**WHAT IS REQUIRED:**
Check each line of the entries below for the string "Temperatura"; copy every line where it appears.

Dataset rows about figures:

****************************************

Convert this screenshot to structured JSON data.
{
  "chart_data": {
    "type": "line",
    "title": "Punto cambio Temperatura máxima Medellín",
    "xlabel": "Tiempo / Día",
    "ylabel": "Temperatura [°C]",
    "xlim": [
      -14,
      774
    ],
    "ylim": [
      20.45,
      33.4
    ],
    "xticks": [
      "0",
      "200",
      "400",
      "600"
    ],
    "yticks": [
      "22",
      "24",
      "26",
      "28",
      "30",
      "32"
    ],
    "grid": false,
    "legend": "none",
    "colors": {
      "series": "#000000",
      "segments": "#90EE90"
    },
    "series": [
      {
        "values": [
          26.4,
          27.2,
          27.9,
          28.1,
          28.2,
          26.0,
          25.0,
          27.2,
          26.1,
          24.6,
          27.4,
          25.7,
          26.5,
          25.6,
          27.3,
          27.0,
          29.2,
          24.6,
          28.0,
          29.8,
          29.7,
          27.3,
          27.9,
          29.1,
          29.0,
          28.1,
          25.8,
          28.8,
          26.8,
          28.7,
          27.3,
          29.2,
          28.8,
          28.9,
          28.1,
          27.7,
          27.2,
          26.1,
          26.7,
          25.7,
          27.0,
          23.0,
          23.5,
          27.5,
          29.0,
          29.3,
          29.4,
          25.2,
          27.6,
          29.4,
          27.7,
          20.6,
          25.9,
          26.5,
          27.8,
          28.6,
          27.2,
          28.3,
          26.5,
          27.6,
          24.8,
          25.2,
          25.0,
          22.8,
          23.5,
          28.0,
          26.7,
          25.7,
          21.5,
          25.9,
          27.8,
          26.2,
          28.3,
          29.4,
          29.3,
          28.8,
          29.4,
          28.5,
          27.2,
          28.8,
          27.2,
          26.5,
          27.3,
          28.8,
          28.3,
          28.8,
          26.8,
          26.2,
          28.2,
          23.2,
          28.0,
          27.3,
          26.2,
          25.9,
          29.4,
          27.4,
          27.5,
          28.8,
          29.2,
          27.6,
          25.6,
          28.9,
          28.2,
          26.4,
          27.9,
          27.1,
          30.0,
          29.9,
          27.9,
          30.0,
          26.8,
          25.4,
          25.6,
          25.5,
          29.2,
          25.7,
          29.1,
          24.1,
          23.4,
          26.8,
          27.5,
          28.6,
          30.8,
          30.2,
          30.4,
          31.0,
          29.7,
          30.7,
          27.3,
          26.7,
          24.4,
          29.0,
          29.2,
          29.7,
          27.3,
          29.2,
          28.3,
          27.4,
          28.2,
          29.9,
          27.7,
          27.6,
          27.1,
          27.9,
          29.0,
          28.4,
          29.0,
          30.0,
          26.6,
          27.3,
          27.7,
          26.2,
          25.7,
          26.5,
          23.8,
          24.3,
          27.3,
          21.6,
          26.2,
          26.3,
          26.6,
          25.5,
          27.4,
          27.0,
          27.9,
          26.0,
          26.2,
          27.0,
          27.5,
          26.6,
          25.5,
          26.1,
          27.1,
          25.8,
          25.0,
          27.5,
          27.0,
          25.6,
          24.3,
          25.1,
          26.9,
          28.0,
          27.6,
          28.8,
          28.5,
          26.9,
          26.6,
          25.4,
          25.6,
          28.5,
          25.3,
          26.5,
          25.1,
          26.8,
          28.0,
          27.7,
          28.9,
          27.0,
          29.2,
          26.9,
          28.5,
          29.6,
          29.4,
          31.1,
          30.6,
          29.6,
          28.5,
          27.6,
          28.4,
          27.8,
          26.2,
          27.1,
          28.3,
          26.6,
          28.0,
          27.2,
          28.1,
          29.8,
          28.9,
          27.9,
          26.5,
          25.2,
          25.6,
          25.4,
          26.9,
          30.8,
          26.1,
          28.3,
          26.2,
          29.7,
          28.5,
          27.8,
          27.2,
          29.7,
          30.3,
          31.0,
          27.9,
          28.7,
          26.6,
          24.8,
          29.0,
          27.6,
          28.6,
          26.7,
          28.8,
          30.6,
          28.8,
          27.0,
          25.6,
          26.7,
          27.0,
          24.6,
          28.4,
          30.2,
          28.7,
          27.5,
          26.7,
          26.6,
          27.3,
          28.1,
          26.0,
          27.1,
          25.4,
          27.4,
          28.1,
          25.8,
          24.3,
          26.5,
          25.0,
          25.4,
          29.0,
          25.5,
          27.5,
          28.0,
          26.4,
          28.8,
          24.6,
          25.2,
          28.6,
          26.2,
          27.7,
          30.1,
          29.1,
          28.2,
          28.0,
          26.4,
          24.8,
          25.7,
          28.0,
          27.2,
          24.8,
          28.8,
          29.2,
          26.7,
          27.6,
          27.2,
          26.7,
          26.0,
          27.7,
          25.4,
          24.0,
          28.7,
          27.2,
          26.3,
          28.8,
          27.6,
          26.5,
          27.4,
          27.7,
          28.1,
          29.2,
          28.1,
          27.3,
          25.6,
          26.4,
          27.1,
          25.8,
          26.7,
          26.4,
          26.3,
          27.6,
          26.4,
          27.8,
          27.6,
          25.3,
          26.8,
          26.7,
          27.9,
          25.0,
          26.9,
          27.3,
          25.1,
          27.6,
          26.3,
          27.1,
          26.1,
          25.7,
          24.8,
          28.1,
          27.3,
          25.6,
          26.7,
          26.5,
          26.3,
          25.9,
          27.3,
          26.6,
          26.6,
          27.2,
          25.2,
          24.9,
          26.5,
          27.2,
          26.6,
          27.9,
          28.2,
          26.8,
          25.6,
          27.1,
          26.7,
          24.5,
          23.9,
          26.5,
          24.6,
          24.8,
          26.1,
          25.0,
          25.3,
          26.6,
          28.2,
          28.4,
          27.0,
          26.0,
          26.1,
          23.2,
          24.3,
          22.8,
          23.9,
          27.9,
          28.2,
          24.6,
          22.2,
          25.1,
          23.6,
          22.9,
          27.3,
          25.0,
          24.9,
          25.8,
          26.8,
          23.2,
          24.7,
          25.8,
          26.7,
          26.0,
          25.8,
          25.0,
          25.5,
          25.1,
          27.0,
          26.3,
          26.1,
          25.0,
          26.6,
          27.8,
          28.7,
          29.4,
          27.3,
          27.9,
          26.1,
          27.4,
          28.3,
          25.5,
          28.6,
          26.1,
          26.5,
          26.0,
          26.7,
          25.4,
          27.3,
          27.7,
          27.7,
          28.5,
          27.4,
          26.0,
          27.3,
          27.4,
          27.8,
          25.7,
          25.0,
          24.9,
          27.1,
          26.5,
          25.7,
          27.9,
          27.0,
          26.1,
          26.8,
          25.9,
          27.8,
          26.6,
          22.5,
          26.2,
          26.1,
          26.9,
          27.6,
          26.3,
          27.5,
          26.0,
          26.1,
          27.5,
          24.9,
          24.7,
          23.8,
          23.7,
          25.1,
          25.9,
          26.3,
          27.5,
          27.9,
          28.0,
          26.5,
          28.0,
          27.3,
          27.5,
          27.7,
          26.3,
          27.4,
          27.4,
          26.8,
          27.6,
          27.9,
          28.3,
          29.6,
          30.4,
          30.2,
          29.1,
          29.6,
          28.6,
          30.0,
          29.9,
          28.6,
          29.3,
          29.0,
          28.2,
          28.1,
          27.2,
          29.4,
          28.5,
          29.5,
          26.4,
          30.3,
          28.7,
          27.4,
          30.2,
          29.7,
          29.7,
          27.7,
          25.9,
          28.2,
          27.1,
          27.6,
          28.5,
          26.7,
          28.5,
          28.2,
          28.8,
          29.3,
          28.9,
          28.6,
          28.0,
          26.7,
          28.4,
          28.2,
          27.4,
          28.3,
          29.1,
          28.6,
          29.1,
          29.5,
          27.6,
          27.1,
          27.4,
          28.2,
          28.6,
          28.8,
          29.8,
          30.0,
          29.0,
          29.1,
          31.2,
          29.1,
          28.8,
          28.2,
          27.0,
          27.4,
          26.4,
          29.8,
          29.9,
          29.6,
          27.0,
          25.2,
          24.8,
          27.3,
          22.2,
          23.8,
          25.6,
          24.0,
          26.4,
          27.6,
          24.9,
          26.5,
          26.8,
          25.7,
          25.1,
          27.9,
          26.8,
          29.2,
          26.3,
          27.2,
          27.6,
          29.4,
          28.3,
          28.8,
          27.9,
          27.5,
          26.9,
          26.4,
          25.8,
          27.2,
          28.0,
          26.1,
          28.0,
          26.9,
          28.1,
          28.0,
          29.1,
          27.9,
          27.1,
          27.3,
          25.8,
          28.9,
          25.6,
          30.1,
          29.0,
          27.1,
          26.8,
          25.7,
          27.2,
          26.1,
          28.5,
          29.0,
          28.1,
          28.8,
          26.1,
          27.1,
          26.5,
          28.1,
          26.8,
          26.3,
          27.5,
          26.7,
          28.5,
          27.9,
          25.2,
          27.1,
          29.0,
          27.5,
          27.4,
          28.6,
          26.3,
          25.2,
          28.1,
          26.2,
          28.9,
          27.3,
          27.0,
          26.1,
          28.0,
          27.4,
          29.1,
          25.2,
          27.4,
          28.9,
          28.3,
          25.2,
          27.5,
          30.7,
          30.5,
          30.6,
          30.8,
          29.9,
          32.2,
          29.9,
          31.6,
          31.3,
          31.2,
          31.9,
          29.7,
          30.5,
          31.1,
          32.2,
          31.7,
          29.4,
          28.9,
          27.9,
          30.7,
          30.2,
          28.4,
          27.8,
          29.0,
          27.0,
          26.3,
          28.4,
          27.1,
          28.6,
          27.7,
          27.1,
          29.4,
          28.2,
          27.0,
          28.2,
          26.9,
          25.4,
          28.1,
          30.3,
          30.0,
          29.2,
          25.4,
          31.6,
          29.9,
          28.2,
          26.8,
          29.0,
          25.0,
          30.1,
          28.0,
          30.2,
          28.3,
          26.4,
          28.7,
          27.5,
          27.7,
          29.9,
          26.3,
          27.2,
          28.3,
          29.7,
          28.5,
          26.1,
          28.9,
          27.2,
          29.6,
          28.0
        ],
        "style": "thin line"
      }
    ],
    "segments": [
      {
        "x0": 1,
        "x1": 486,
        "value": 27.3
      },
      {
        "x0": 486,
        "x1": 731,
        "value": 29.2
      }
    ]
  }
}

****************************************

**OUTPUT OF THE TASK:**
    "title": "Punto cambio Temperatura máxima Medellín",
    "ylabel": "Temperatura [°C]",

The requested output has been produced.